── Records shown

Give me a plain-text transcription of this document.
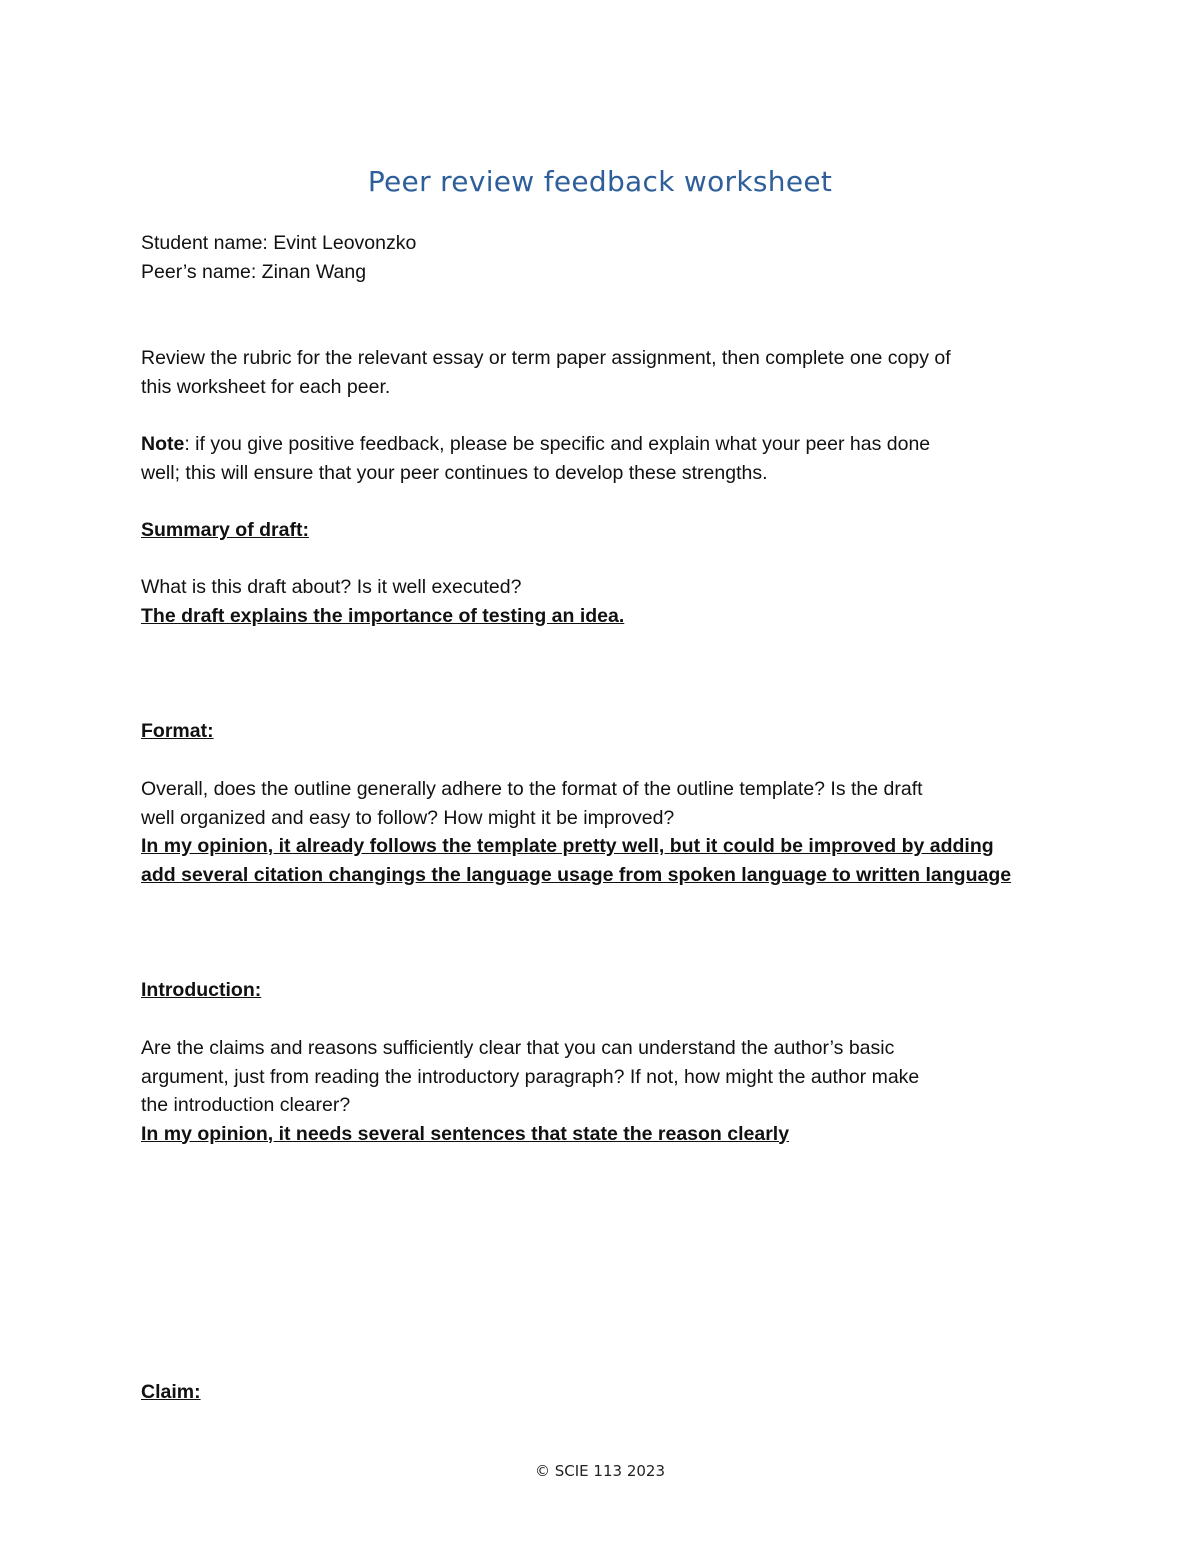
Peer review feedback worksheet
Student name: Evint Leovonzko
Peer’s name: Zinan Wang
Review the rubric for the relevant essay or term paper assignment, then complete one copy of
this worksheet for each peer.
Note: if you give positive feedback, please be specific and explain what your peer has done
well; this will ensure that your peer continues to develop these strengths.
Summary of draft:
What is this draft about? Is it well executed?
The draft explains the importance of testing an idea.
Format:
Overall, does the outline generally adhere to the format of the outline template? Is the draft
well organized and easy to follow? How might it be improved?
In my opinion, it already follows the template pretty well, but it could be improved by adding
add several citation changings the language usage from spoken language to written language
Introduction:
Are the claims and reasons sufficiently clear that you can understand the author’s basic
argument, just from reading the introductory paragraph? If not, how might the author make
the introduction clearer?
In my opinion, it needs several sentences that state the reason clearly
Claim:
© SCIE 113 2023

────

- _Problem details_
From the entries above, copy each line holding "might".

- _The completed task_
well organized and easy to follow? How might it be improved?
argument, just from reading the introductory paragraph? If not, how might the author make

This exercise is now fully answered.